> [Task requirements]: What you return should match every record exactly, with the images removed.

> [Material for this task]:
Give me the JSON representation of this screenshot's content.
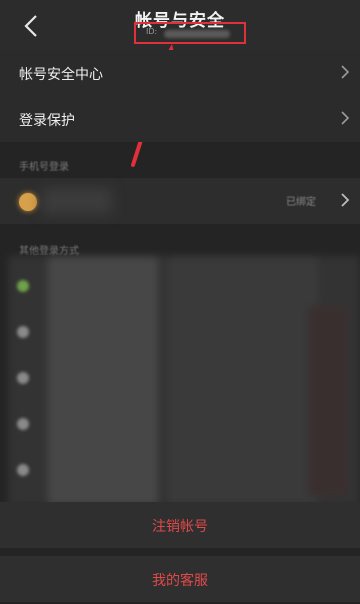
{
  "header": {
    "title": "帐号与安全",
    "id_label": "ID:"
  },
  "menu": [
    {
      "label": "帐号安全中心"
    },
    {
      "label": "登录保护"
    }
  ],
  "sections": {
    "phone_login": "手机号登录",
    "other_login": "其他登录方式"
  },
  "phone": {
    "status": "已绑定"
  },
  "buttons": {
    "deactivate": "注销帐号",
    "customer_service": "我的客服"
  },
  "colors": {
    "accent": "#e04a4a",
    "highlight_box": "#e0303a"
  }
}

> [Response to the task]:
Give me the JSON representation of this screenshot's content.
{
  "header": {
    "title": "帐号与安全",
    "id_label": "ID:"
  },
  "menu": [
    {
      "label": "帐号安全中心"
    },
    {
      "label": "登录保护"
    }
  ],
  "sections": {
    "phone_login": "手机号登录",
    "other_login": "其他登录方式"
  },
  "phone": {
    "status": "已绑定"
  },
  "buttons": {
    "deactivate": "注销帐号",
    "customer_service": "我的客服"
  },
  "colors": {
    "accent": "#e04a4a",
    "highlight_box": "#e0303a"
  }
}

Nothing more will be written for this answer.